◆ DATA SUPPLIED ◆
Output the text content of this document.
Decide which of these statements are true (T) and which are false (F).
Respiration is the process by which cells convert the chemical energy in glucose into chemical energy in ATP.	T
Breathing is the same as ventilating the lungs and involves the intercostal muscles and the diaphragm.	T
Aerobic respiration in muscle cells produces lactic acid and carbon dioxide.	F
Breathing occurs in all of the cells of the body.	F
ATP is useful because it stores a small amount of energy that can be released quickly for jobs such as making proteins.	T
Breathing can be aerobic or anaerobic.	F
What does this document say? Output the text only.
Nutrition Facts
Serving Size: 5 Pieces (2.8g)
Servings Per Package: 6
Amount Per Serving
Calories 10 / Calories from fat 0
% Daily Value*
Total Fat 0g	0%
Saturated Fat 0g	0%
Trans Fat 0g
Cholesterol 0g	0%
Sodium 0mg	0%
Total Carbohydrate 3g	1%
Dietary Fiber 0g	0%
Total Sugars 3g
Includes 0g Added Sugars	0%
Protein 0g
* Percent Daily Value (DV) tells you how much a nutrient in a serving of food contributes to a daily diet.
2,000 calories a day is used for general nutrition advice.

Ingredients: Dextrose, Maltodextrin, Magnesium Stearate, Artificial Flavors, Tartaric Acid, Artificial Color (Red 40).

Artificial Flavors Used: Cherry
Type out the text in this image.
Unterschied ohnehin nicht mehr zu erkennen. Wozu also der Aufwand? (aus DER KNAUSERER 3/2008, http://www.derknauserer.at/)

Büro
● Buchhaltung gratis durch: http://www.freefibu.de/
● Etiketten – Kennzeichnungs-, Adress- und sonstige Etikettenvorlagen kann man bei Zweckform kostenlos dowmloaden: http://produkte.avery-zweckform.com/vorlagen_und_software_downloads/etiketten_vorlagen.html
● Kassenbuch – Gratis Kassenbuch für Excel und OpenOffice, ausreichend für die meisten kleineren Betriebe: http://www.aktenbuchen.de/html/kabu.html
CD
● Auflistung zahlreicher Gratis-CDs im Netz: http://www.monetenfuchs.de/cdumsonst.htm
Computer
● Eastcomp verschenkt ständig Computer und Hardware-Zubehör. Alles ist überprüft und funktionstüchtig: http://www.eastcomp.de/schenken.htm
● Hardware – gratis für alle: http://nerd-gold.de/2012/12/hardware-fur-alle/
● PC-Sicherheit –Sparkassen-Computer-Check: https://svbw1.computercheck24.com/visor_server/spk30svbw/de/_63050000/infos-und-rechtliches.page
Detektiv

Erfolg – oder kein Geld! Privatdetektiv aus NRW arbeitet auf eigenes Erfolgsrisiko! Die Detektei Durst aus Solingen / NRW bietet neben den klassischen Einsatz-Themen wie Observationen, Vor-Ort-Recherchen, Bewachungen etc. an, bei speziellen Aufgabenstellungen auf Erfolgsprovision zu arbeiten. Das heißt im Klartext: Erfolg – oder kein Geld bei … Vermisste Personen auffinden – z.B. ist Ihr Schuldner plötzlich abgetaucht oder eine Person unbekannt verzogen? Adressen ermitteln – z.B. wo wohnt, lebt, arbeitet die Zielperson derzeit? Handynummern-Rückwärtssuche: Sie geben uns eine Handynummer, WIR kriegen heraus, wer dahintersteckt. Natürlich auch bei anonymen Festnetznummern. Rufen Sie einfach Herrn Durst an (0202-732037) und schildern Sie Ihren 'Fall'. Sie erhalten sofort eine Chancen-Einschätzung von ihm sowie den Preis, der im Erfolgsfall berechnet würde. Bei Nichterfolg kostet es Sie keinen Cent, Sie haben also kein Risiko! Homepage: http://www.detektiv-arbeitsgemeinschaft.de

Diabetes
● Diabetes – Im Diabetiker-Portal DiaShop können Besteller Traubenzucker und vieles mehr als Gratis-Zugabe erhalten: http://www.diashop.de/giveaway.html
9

◆ EXERCISE AIM ◆
Which of the lines above contain "this"? Return them all.

◆ WRITTEN RESPONSE ◆
Output the text content of this document.
What does this document say? Output the text only.
Type out the text in this image.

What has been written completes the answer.